-- EXTRACTED ENTRIES start --

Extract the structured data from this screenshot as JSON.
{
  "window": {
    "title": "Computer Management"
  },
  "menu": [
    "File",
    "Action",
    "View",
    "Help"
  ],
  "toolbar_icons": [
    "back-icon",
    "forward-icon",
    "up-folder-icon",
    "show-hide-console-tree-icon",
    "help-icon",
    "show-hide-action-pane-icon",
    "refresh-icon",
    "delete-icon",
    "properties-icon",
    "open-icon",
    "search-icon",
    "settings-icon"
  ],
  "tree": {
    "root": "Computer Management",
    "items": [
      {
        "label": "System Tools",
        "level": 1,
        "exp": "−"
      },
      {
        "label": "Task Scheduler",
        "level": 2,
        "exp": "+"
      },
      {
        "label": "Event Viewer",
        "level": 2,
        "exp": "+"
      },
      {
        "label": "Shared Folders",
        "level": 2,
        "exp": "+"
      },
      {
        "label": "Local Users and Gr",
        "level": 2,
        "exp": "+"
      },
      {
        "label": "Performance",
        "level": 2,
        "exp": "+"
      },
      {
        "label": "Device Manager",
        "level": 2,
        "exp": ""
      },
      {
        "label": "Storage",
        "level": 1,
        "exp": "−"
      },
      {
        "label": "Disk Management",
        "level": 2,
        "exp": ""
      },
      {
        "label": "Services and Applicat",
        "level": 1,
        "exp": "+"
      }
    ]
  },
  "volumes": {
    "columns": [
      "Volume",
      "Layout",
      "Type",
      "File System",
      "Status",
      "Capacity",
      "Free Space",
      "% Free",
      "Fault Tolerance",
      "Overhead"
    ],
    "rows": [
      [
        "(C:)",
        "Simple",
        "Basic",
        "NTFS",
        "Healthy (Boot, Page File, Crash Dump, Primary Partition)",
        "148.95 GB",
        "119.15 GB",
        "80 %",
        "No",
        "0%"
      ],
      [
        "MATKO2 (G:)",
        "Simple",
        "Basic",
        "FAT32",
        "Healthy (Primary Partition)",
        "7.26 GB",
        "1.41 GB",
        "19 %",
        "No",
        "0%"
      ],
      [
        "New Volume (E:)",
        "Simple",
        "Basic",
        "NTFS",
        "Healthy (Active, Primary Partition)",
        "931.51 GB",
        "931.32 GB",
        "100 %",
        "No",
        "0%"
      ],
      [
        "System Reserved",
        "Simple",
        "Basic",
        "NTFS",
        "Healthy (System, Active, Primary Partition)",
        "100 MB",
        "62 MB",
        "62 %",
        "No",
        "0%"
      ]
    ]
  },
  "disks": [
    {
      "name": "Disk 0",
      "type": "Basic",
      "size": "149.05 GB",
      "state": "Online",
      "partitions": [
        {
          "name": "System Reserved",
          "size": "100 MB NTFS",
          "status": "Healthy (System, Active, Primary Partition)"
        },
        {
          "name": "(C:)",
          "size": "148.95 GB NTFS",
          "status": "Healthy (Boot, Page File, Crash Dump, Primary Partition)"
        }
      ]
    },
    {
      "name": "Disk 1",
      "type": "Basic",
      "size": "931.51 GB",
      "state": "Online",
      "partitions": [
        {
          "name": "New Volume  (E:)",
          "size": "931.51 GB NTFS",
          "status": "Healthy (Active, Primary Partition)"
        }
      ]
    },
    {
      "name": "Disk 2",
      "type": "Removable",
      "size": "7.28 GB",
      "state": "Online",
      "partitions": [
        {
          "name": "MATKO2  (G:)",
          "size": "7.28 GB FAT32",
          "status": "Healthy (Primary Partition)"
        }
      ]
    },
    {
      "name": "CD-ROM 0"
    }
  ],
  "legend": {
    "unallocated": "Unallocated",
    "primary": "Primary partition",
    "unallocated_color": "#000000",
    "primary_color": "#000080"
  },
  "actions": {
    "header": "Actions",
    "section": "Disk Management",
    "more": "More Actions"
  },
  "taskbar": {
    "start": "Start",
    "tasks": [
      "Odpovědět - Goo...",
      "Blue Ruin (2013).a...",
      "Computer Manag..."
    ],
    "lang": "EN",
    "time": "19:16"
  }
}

-- EXTRACTED ENTRIES end --

## TASK OBJECTIVE
Retype all of the material, keeping each line exact.

## EXERCISE RESPONSE
Extract the structured data from this screenshot as JSON.
{
  "window": {
    "title": "Computer Management"
  },
  "menu": [
    "File",
    "Action",
    "View",
    "Help"
  ],
  "toolbar_icons": [
    "back-icon",
    "forward-icon",
    "up-folder-icon",
    "show-hide-console-tree-icon",
    "help-icon",
    "show-hide-action-pane-icon",
    "refresh-icon",
    "delete-icon",
    "properties-icon",
    "open-icon",
    "search-icon",
    "settings-icon"
  ],
  "tree": {
    "root": "Computer Management",
    "items": [
      {
        "label": "System Tools",
        "level": 1,
        "exp": "−"
      },
      {
        "label": "Task Scheduler",
        "level": 2,
        "exp": "+"
      },
      {
        "label": "Event Viewer",
        "level": 2,
        "exp": "+"
      },
      {
        "label": "Shared Folders",
        "level": 2,
        "exp": "+"
      },
      {
        "label": "Local Users and Gr",
        "level": 2,
        "exp": "+"
      },
      {
        "label": "Performance",
        "level": 2,
        "exp": "+"
      },
      {
        "label": "Device Manager",
        "level": 2,
        "exp": ""
      },
      {
        "label": "Storage",
        "level": 1,
        "exp": "−"
      },
      {
        "label": "Disk Management",
        "level": 2,
        "exp": ""
      },
      {
        "label": "Services and Applicat",
        "level": 1,
        "exp": "+"
      }
    ]
  },
  "volumes": {
    "columns": [
      "Volume",
      "Layout",
      "Type",
      "File System",
      "Status",
      "Capacity",
      "Free Space",
      "% Free",
      "Fault Tolerance",
      "Overhead"
    ],
    "rows": [
      [
        "(C:)",
        "Simple",
        "Basic",
        "NTFS",
        "Healthy (Boot, Page File, Crash Dump, Primary Partition)",
        "148.95 GB",
        "119.15 GB",
        "80 %",
        "No",
        "0%"
      ],
      [
        "MATKO2 (G:)",
        "Simple",
        "Basic",
        "FAT32",
        "Healthy (Primary Partition)",
        "7.26 GB",
        "1.41 GB",
        "19 %",
        "No",
        "0%"
      ],
      [
        "New Volume (E:)",
        "Simple",
        "Basic",
        "NTFS",
        "Healthy (Active, Primary Partition)",
        "931.51 GB",
        "931.32 GB",
        "100 %",
        "No",
        "0%"
      ],
      [
        "System Reserved",
        "Simple",
        "Basic",
        "NTFS",
        "Healthy (System, Active, Primary Partition)",
        "100 MB",
        "62 MB",
        "62 %",
        "No",
        "0%"
      ]
    ]
  },
  "disks": [
    {
      "name": "Disk 0",
      "type": "Basic",
      "size": "149.05 GB",
      "state": "Online",
      "partitions": [
        {
          "name": "System Reserved",
          "size": "100 MB NTFS",
          "status": "Healthy (System, Active, Primary Partition)"
        },
        {
          "name": "(C:)",
          "size": "148.95 GB NTFS",
          "status": "Healthy (Boot, Page File, Crash Dump, Primary Partition)"
        }
      ]
    },
    {
      "name": "Disk 1",
      "type": "Basic",
      "size": "931.51 GB",
      "state": "Online",
      "partitions": [
        {
          "name": "New Volume  (E:)",
          "size": "931.51 GB NTFS",
          "status": "Healthy (Active, Primary Partition)"
        }
      ]
    },
    {
      "name": "Disk 2",
      "type": "Removable",
      "size": "7.28 GB",
      "state": "Online",
      "partitions": [
        {
          "name": "MATKO2  (G:)",
          "size": "7.28 GB FAT32",
          "status": "Healthy (Primary Partition)"
        }
      ]
    },
    {
      "name": "CD-ROM 0"
    }
  ],
  "legend": {
    "unallocated": "Unallocated",
    "primary": "Primary partition",
    "unallocated_color": "#000000",
    "primary_color": "#000080"
  },
  "actions": {
    "header": "Actions",
    "section": "Disk Management",
    "more": "More Actions"
  },
  "taskbar": {
    "start": "Start",
    "tasks": [
      "Odpovědět - Goo...",
      "Blue Ruin (2013).a...",
      "Computer Manag..."
    ],
    "lang": "EN",
    "time": "19:16"
  }
}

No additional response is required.